> **ENTRIES**
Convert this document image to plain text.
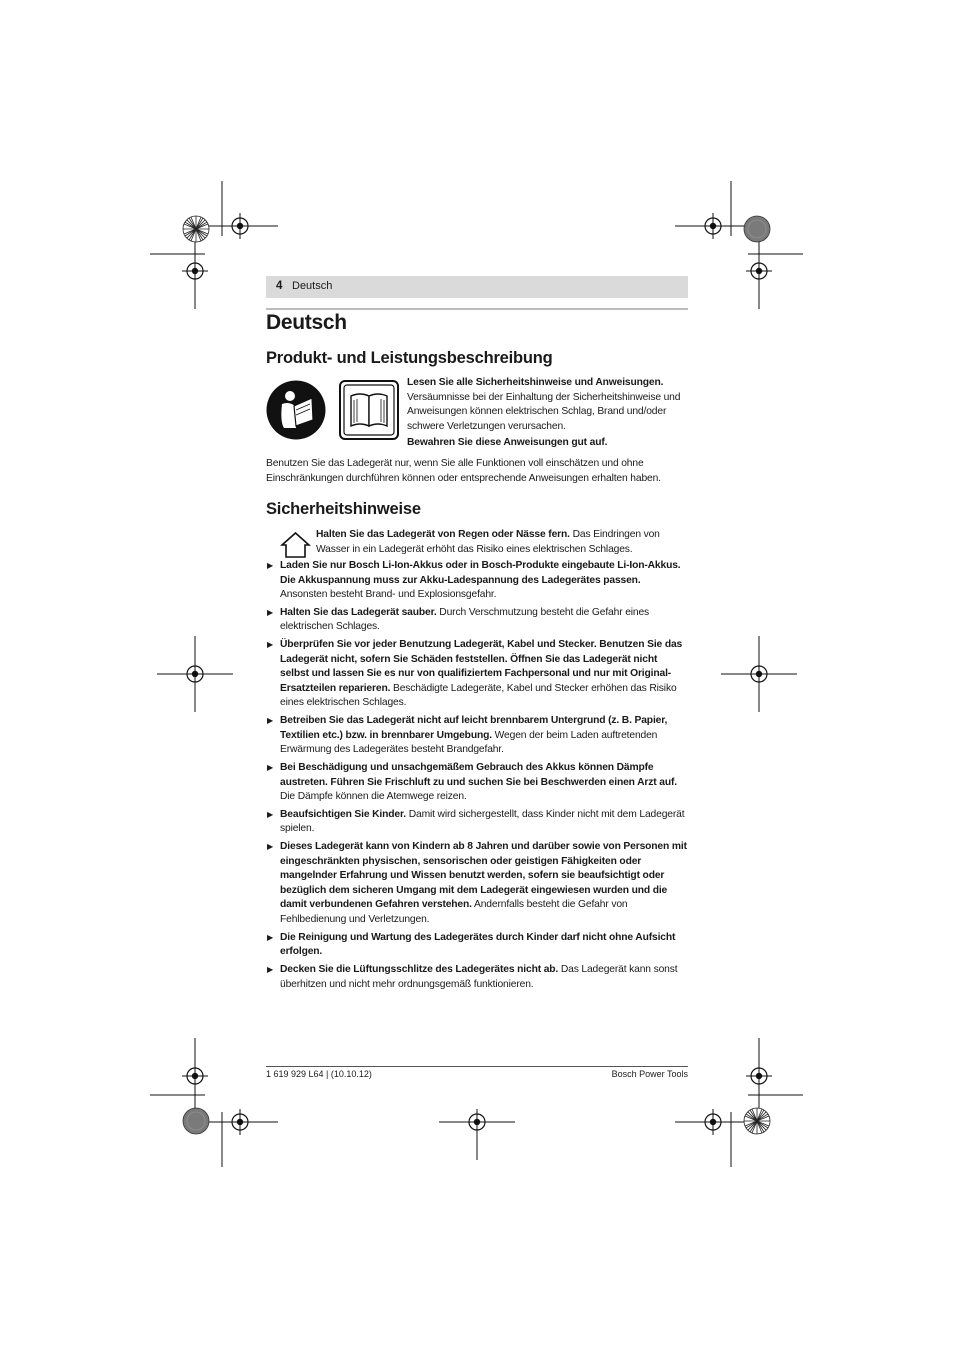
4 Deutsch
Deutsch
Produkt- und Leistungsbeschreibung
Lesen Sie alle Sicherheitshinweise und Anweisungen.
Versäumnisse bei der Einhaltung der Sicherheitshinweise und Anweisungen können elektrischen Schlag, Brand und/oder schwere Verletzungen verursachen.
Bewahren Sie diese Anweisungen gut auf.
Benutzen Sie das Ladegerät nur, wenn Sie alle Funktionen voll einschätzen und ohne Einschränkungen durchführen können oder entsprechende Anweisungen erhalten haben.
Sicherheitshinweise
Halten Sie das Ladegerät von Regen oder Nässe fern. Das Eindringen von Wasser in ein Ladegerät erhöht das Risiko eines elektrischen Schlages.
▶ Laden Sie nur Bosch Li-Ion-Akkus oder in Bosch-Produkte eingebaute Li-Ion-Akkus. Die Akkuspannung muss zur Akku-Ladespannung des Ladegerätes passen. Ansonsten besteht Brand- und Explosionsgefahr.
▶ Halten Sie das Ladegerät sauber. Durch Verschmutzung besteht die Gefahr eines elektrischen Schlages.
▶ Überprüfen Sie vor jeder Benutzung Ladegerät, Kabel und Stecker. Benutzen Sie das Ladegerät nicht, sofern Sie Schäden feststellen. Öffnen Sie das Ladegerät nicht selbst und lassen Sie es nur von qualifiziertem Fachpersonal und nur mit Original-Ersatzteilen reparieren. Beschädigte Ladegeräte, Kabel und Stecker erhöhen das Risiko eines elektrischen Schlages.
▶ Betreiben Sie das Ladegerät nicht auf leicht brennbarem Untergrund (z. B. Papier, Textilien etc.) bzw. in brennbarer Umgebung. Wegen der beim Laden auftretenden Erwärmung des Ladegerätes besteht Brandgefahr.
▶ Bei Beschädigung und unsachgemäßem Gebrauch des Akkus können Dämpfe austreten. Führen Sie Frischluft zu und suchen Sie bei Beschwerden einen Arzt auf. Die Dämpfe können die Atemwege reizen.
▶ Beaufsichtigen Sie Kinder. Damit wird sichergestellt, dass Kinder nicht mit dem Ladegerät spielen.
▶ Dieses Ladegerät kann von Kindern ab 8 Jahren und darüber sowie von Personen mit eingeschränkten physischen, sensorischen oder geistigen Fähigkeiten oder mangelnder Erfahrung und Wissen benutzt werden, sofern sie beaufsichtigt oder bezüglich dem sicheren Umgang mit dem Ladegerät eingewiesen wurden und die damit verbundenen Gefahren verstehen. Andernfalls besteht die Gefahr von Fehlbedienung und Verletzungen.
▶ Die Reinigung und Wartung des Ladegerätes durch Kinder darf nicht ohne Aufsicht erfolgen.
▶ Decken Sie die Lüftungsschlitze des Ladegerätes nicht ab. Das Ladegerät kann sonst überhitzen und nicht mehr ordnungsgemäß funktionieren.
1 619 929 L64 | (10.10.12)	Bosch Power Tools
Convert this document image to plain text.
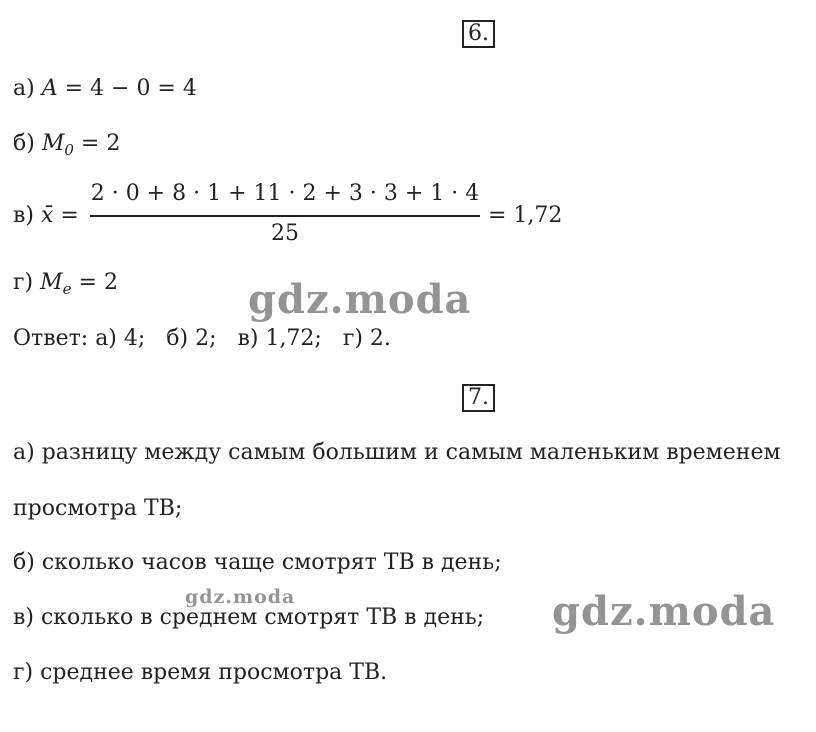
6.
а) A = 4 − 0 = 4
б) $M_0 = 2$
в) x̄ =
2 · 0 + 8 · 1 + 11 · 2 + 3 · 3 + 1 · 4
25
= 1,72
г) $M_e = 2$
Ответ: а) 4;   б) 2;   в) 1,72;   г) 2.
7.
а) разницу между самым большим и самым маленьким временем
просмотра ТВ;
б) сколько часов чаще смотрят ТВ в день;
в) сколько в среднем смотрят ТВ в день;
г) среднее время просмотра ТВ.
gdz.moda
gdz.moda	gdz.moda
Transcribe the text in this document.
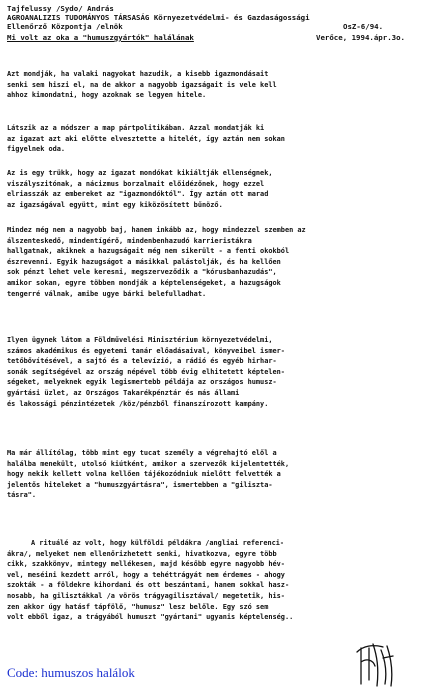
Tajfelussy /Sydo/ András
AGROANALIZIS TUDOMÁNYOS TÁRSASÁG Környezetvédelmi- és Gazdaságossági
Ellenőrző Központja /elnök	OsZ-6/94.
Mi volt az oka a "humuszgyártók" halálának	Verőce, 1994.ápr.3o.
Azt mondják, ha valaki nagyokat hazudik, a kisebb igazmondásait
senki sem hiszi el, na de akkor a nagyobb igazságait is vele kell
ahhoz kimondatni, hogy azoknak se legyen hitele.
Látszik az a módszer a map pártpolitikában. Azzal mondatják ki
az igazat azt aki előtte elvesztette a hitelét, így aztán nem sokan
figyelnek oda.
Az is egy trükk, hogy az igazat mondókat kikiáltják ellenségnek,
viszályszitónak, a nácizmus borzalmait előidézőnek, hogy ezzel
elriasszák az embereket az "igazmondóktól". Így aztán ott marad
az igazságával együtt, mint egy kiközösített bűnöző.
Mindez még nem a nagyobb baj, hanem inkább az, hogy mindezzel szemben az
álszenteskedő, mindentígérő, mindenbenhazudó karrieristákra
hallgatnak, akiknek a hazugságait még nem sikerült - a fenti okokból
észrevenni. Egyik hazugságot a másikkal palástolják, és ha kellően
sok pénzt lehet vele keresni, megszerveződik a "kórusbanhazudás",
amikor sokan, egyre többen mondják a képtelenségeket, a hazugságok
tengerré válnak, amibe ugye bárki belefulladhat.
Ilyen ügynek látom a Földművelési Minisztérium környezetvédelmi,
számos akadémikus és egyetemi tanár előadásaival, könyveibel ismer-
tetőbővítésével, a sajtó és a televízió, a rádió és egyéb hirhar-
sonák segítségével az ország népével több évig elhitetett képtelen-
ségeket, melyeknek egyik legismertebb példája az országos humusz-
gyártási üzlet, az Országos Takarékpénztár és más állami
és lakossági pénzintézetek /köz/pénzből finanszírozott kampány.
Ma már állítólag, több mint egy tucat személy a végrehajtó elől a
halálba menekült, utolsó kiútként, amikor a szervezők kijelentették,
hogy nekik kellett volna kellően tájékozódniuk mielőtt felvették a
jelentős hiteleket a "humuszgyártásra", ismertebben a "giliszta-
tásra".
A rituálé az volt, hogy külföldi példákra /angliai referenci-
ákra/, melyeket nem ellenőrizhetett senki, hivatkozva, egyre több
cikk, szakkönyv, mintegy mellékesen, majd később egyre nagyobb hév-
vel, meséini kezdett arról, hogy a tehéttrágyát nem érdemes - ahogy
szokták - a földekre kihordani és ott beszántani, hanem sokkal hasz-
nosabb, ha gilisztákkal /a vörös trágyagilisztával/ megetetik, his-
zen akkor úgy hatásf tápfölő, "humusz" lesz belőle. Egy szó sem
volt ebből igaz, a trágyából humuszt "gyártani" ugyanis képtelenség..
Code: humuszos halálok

> **WORK TO BE COMPLETED**
Search the data above for the string "Sicherheitshinweise" and return every line that has it.

> **ANSWER TO THIS PROBLEM**
Lesen Sie alle Sicherheitshinweise und Anweisungen.
Versäumnisse bei der Einhaltung der Sicherheitshinweise und Anweisungen können elektrischen Schlag, Brand und/oder schwere Verletzungen verursachen.
Sicherheitshinweise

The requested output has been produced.